## [STATED EXERCISE]
Show every line below where "воды" can be found.

## [Source records]

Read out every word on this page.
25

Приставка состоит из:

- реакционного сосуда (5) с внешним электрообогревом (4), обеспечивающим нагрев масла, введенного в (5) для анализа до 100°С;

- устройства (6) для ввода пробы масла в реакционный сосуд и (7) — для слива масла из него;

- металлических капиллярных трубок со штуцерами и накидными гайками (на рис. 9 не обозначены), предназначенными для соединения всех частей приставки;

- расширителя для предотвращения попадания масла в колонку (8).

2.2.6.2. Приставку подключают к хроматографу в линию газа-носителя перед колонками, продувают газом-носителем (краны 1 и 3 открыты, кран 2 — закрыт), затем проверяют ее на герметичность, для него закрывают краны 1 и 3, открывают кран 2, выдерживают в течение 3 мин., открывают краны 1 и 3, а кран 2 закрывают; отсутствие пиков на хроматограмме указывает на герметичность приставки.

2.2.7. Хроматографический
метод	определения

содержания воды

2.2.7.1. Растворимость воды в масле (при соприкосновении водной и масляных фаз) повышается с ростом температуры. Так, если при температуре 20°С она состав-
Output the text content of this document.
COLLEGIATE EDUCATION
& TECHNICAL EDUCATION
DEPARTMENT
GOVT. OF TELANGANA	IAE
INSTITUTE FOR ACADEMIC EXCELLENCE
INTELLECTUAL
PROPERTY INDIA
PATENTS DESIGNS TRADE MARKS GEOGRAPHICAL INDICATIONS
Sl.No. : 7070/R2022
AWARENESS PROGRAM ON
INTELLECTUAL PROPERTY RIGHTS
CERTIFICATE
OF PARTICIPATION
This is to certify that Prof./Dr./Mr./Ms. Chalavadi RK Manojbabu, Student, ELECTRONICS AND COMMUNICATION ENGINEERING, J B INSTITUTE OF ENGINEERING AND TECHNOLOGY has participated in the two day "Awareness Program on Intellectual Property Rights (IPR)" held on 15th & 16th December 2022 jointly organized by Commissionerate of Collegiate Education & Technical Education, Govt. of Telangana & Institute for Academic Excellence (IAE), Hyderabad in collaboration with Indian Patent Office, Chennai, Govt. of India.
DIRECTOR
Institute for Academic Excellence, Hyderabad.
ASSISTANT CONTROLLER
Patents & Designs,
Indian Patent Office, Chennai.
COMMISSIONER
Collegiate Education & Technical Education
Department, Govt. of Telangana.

## [FINAL RESULT]
содержания воды
2.2.7.1. Растворимость воды в масле (при соприкосновении водной и масляных фаз) повышается с ростом температуры. Так, если при температуре 20°С она состав-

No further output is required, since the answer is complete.